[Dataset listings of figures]
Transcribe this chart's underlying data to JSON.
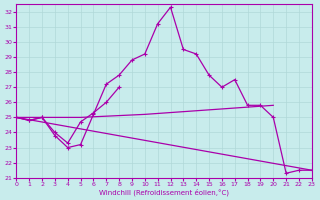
{
  "xlabel": "Windchill (Refroidissement éolien,°C)",
  "xlim": [
    0,
    23
  ],
  "ylim": [
    21,
    32.5
  ],
  "yticks": [
    21,
    22,
    23,
    24,
    25,
    26,
    27,
    28,
    29,
    30,
    31,
    32
  ],
  "xticks": [
    0,
    1,
    2,
    3,
    4,
    5,
    6,
    7,
    8,
    9,
    10,
    11,
    12,
    13,
    14,
    15,
    16,
    17,
    18,
    19,
    20,
    21,
    22,
    23
  ],
  "bg_color": "#c8ecec",
  "grid_color": "#b0d8d8",
  "line_color": "#aa00aa",
  "series": [
    {
      "x": [
        0,
        1,
        2,
        3,
        4,
        5,
        6,
        7,
        8,
        9,
        10,
        11,
        12,
        13,
        14,
        15,
        16,
        17,
        18,
        19,
        20,
        21,
        22,
        23
      ],
      "y": [
        25.0,
        24.8,
        25.0,
        23.8,
        23.0,
        23.2,
        25.2,
        27.2,
        27.8,
        28.8,
        29.2,
        31.2,
        32.3,
        29.5,
        29.2,
        27.8,
        27.0,
        27.5,
        25.8,
        25.8,
        25.0,
        21.3,
        21.5,
        21.5
      ],
      "marker": "+"
    },
    {
      "x": [
        0,
        1,
        2,
        3,
        4,
        5,
        6,
        7,
        8
      ],
      "y": [
        25.0,
        24.8,
        25.0,
        24.0,
        23.3,
        24.7,
        25.3,
        26.0,
        27.0
      ],
      "marker": "+"
    },
    {
      "x": [
        0,
        23
      ],
      "y": [
        25.0,
        21.5
      ],
      "marker": null
    },
    {
      "x": [
        0,
        5,
        10,
        15,
        20
      ],
      "y": [
        25.0,
        25.0,
        25.2,
        25.5,
        25.8
      ],
      "marker": null
    }
  ]
}
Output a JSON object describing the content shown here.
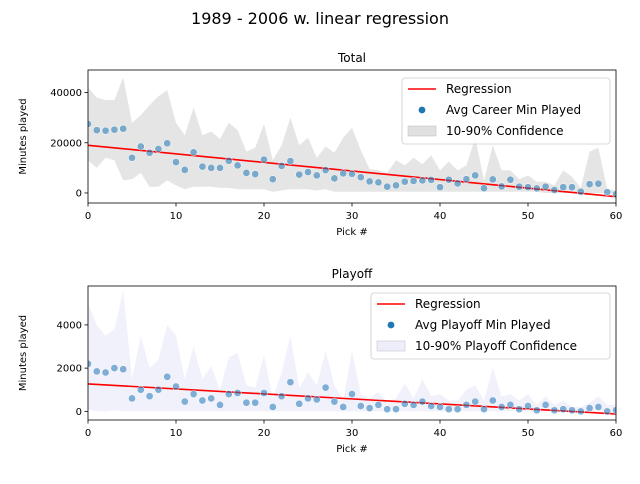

> GIVEN REQUEST
Repeat the records above verbatim, with no pictures in the result.

> FINAL RESULT
Transcribe this chart's underlying data to JSON.
{
  "xlabel": "Windchill (Refroidissement éolien,°C)",
  "xlim": [
    0,
    23
  ],
  "ylim": [
    21,
    32.5
  ],
  "yticks": [
    21,
    22,
    23,
    24,
    25,
    26,
    27,
    28,
    29,
    30,
    31,
    32
  ],
  "xticks": [
    0,
    1,
    2,
    3,
    4,
    5,
    6,
    7,
    8,
    9,
    10,
    11,
    12,
    13,
    14,
    15,
    16,
    17,
    18,
    19,
    20,
    21,
    22,
    23
  ],
  "bg_color": "#c8ecec",
  "grid_color": "#b0d8d8",
  "line_color": "#aa00aa",
  "series": [
    {
      "x": [
        0,
        1,
        2,
        3,
        4,
        5,
        6,
        7,
        8,
        9,
        10,
        11,
        12,
        13,
        14,
        15,
        16,
        17,
        18,
        19,
        20,
        21,
        22,
        23
      ],
      "y": [
        25.0,
        24.8,
        25.0,
        23.8,
        23.0,
        23.2,
        25.2,
        27.2,
        27.8,
        28.8,
        29.2,
        31.2,
        32.3,
        29.5,
        29.2,
        27.8,
        27.0,
        27.5,
        25.8,
        25.8,
        25.0,
        21.3,
        21.5,
        21.5
      ],
      "marker": "+"
    },
    {
      "x": [
        0,
        1,
        2,
        3,
        4,
        5,
        6,
        7,
        8
      ],
      "y": [
        25.0,
        24.8,
        25.0,
        24.0,
        23.3,
        24.7,
        25.3,
        26.0,
        27.0
      ],
      "marker": "+"
    },
    {
      "x": [
        0,
        23
      ],
      "y": [
        25.0,
        21.5
      ],
      "marker": null
    },
    {
      "x": [
        0,
        5,
        10,
        15,
        20
      ],
      "y": [
        25.0,
        25.0,
        25.2,
        25.5,
        25.8
      ],
      "marker": null
    }
  ]
}
Output a JSON object describing the content shown here.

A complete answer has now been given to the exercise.